(Items from a figure collection)
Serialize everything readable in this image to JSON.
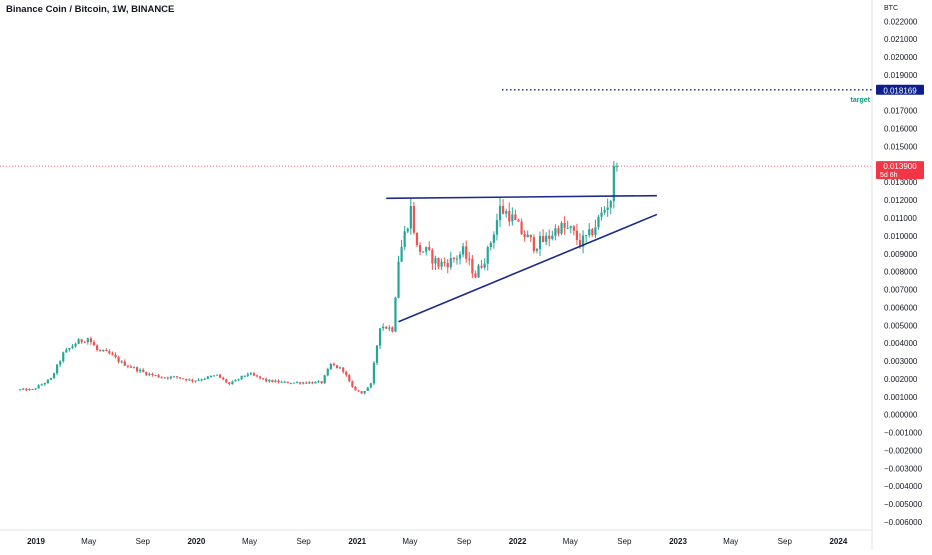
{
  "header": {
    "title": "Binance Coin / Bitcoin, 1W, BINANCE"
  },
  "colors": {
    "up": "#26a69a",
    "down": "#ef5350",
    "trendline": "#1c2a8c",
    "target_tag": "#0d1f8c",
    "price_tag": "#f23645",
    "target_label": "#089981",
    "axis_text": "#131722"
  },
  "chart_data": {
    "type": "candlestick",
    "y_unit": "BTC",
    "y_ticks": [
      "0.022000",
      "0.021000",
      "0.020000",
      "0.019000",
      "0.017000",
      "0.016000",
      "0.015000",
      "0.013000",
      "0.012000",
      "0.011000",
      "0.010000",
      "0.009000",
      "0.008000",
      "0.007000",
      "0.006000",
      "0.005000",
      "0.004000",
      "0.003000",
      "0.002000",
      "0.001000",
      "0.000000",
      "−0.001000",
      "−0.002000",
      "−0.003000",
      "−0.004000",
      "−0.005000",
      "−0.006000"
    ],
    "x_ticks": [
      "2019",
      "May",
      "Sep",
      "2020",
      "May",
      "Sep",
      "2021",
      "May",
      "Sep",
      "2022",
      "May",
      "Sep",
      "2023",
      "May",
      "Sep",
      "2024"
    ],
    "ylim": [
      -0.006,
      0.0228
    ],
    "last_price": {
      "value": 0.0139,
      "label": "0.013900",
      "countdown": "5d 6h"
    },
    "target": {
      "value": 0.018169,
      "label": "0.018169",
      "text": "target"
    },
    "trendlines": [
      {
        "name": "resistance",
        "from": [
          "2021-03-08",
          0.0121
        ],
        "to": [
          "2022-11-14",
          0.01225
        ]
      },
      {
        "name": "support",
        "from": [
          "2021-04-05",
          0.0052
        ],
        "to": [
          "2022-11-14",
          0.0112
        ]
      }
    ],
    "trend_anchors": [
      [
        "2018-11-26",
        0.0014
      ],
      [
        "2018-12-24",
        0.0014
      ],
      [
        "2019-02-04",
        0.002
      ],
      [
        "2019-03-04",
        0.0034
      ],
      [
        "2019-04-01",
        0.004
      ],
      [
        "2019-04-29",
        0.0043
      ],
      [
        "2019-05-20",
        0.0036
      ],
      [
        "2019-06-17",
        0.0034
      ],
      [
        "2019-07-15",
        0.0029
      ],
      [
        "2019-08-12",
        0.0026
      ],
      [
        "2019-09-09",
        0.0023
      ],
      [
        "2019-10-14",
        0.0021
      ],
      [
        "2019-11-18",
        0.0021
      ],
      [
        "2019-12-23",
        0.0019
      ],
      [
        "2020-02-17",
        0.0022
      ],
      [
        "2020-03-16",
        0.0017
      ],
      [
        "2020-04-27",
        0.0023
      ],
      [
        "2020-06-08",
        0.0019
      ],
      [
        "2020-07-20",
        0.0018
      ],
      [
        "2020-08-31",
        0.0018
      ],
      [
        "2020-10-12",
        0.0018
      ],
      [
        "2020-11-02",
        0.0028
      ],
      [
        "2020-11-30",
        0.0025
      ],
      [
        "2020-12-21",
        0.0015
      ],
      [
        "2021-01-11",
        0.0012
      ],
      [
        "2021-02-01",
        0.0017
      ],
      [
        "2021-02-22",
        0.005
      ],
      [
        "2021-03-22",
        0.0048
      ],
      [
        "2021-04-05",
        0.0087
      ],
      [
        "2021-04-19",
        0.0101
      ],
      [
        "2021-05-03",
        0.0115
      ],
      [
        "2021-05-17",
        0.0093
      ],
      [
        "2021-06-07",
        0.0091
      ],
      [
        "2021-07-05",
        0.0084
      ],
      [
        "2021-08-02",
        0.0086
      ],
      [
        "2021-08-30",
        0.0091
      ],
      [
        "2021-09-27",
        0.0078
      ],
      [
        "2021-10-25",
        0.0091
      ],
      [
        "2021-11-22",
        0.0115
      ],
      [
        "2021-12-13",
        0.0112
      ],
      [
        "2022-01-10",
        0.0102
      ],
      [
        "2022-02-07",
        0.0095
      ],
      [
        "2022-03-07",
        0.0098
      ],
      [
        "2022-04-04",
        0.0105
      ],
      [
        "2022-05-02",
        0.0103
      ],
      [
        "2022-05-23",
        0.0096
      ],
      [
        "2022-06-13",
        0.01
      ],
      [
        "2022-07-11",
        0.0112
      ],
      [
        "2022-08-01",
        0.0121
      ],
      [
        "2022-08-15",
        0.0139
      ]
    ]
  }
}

INSTRUCTIONS TO FOLLOW
Omit the pictures, then output the rest of the listing exactly.

SOLUTION TO THIS PROBLEM
Serialize everything readable in this image to JSON.
{
  "header": {
    "title": "Binance Coin / Bitcoin, 1W, BINANCE"
  },
  "colors": {
    "up": "#26a69a",
    "down": "#ef5350",
    "trendline": "#1c2a8c",
    "target_tag": "#0d1f8c",
    "price_tag": "#f23645",
    "target_label": "#089981",
    "axis_text": "#131722"
  },
  "chart_data": {
    "type": "candlestick",
    "y_unit": "BTC",
    "y_ticks": [
      "0.022000",
      "0.021000",
      "0.020000",
      "0.019000",
      "0.017000",
      "0.016000",
      "0.015000",
      "0.013000",
      "0.012000",
      "0.011000",
      "0.010000",
      "0.009000",
      "0.008000",
      "0.007000",
      "0.006000",
      "0.005000",
      "0.004000",
      "0.003000",
      "0.002000",
      "0.001000",
      "0.000000",
      "−0.001000",
      "−0.002000",
      "−0.003000",
      "−0.004000",
      "−0.005000",
      "−0.006000"
    ],
    "x_ticks": [
      "2019",
      "May",
      "Sep",
      "2020",
      "May",
      "Sep",
      "2021",
      "May",
      "Sep",
      "2022",
      "May",
      "Sep",
      "2023",
      "May",
      "Sep",
      "2024"
    ],
    "ylim": [
      -0.006,
      0.0228
    ],
    "last_price": {
      "value": 0.0139,
      "label": "0.013900",
      "countdown": "5d 6h"
    },
    "target": {
      "value": 0.018169,
      "label": "0.018169",
      "text": "target"
    },
    "trendlines": [
      {
        "name": "resistance",
        "from": [
          "2021-03-08",
          0.0121
        ],
        "to": [
          "2022-11-14",
          0.01225
        ]
      },
      {
        "name": "support",
        "from": [
          "2021-04-05",
          0.0052
        ],
        "to": [
          "2022-11-14",
          0.0112
        ]
      }
    ],
    "trend_anchors": [
      [
        "2018-11-26",
        0.0014
      ],
      [
        "2018-12-24",
        0.0014
      ],
      [
        "2019-02-04",
        0.002
      ],
      [
        "2019-03-04",
        0.0034
      ],
      [
        "2019-04-01",
        0.004
      ],
      [
        "2019-04-29",
        0.0043
      ],
      [
        "2019-05-20",
        0.0036
      ],
      [
        "2019-06-17",
        0.0034
      ],
      [
        "2019-07-15",
        0.0029
      ],
      [
        "2019-08-12",
        0.0026
      ],
      [
        "2019-09-09",
        0.0023
      ],
      [
        "2019-10-14",
        0.0021
      ],
      [
        "2019-11-18",
        0.0021
      ],
      [
        "2019-12-23",
        0.0019
      ],
      [
        "2020-02-17",
        0.0022
      ],
      [
        "2020-03-16",
        0.0017
      ],
      [
        "2020-04-27",
        0.0023
      ],
      [
        "2020-06-08",
        0.0019
      ],
      [
        "2020-07-20",
        0.0018
      ],
      [
        "2020-08-31",
        0.0018
      ],
      [
        "2020-10-12",
        0.0018
      ],
      [
        "2020-11-02",
        0.0028
      ],
      [
        "2020-11-30",
        0.0025
      ],
      [
        "2020-12-21",
        0.0015
      ],
      [
        "2021-01-11",
        0.0012
      ],
      [
        "2021-02-01",
        0.0017
      ],
      [
        "2021-02-22",
        0.005
      ],
      [
        "2021-03-22",
        0.0048
      ],
      [
        "2021-04-05",
        0.0087
      ],
      [
        "2021-04-19",
        0.0101
      ],
      [
        "2021-05-03",
        0.0115
      ],
      [
        "2021-05-17",
        0.0093
      ],
      [
        "2021-06-07",
        0.0091
      ],
      [
        "2021-07-05",
        0.0084
      ],
      [
        "2021-08-02",
        0.0086
      ],
      [
        "2021-08-30",
        0.0091
      ],
      [
        "2021-09-27",
        0.0078
      ],
      [
        "2021-10-25",
        0.0091
      ],
      [
        "2021-11-22",
        0.0115
      ],
      [
        "2021-12-13",
        0.0112
      ],
      [
        "2022-01-10",
        0.0102
      ],
      [
        "2022-02-07",
        0.0095
      ],
      [
        "2022-03-07",
        0.0098
      ],
      [
        "2022-04-04",
        0.0105
      ],
      [
        "2022-05-02",
        0.0103
      ],
      [
        "2022-05-23",
        0.0096
      ],
      [
        "2022-06-13",
        0.01
      ],
      [
        "2022-07-11",
        0.0112
      ],
      [
        "2022-08-01",
        0.0121
      ],
      [
        "2022-08-15",
        0.0139
      ]
    ]
  }
}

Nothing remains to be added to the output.